* Begin DATA FOR THIS TASK *

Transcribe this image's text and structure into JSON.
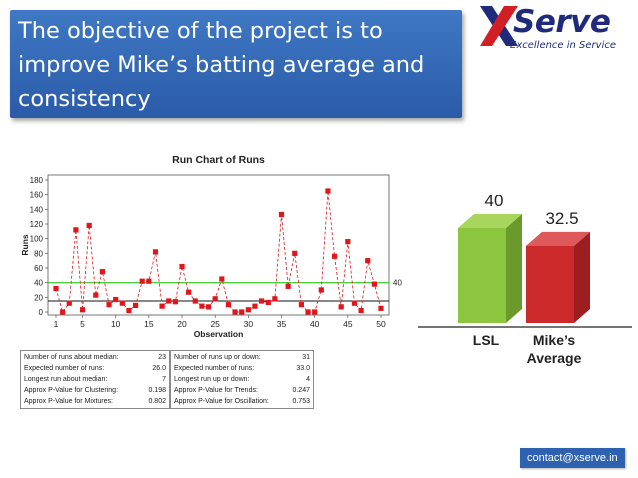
{
  "slide": {
    "title": "The objective of the project is to improve Mike’s batting average and consistency",
    "contact": "contact@xserve.in"
  },
  "logo": {
    "word": "Serve",
    "tagline": "Excellence in Service"
  },
  "colors": {
    "title_bg": "#2f66b8",
    "marker": "#e0161b",
    "median_line": "#2ecc1e",
    "lsl_bar": "#8cc63e",
    "avg_bar": "#cc2a2a"
  },
  "chart_data": [
    {
      "type": "line",
      "title": "Run Chart of Runs",
      "xlabel": "Observation",
      "ylabel": "Runs",
      "ylim": [
        0,
        180
      ],
      "yticks": [
        0,
        20,
        40,
        60,
        80,
        100,
        120,
        140,
        160,
        180
      ],
      "xticks": [
        1,
        5,
        10,
        15,
        20,
        25,
        30,
        35,
        40,
        45,
        50
      ],
      "x": [
        1,
        2,
        3,
        4,
        5,
        6,
        7,
        8,
        9,
        10,
        11,
        12,
        13,
        14,
        15,
        16,
        17,
        18,
        19,
        20,
        21,
        22,
        23,
        24,
        25,
        26,
        27,
        28,
        29,
        30,
        31,
        32,
        33,
        34,
        35,
        36,
        37,
        38,
        39,
        40,
        41,
        42,
        43,
        44,
        45,
        46,
        47,
        48,
        49,
        50
      ],
      "values": [
        32,
        0,
        12,
        112,
        3,
        118,
        23,
        55,
        10,
        17,
        12,
        2,
        9,
        42,
        42,
        82,
        8,
        15,
        14,
        62,
        27,
        15,
        8,
        7,
        18,
        45,
        10,
        0,
        0,
        3,
        8,
        15,
        13,
        18,
        133,
        35,
        80,
        10,
        0,
        0,
        30,
        165,
        76,
        7,
        96,
        12,
        2,
        70,
        38,
        5
      ],
      "median_line": 15,
      "reference_line": {
        "value": 40,
        "label": "40"
      },
      "grid": false
    },
    {
      "type": "bar",
      "categories": [
        "LSL",
        "Mike’s Average"
      ],
      "category_lines": [
        [
          "LSL"
        ],
        [
          "Mike’s",
          "Average"
        ]
      ],
      "values": [
        40,
        32.5
      ],
      "value_labels": [
        "40",
        "32.5"
      ],
      "ylim": [
        0,
        45
      ]
    }
  ],
  "stats": {
    "left": [
      {
        "label": "Number of runs about median:",
        "value": "23"
      },
      {
        "label": "Expected number of runs:",
        "value": "26.0"
      },
      {
        "label": "Longest run about median:",
        "value": "7"
      },
      {
        "label": "Approx P-Value for Clustering:",
        "value": "0.198"
      },
      {
        "label": "Approx P-Value for Mixtures:",
        "value": "0.802"
      }
    ],
    "right": [
      {
        "label": "Number of runs up or down:",
        "value": "31"
      },
      {
        "label": "Expected number of runs:",
        "value": "33.0"
      },
      {
        "label": "Longest run up or down:",
        "value": "4"
      },
      {
        "label": "Approx P-Value for Trends:",
        "value": "0.247"
      },
      {
        "label": "Approx P-Value for Oscillation:",
        "value": "0.753"
      }
    ]
  }
}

* End DATA FOR THIS TASK *

> **DIRECTIVE**: Copy out every line of the data that includes the word "Approx".

> **SOLUTION TO THIS PROBLEM**:
        "label": "Approx P-Value for Clustering:",
        "label": "Approx P-Value for Mixtures:",
        "label": "Approx P-Value for Trends:",
        "label": "Approx P-Value for Oscillation:",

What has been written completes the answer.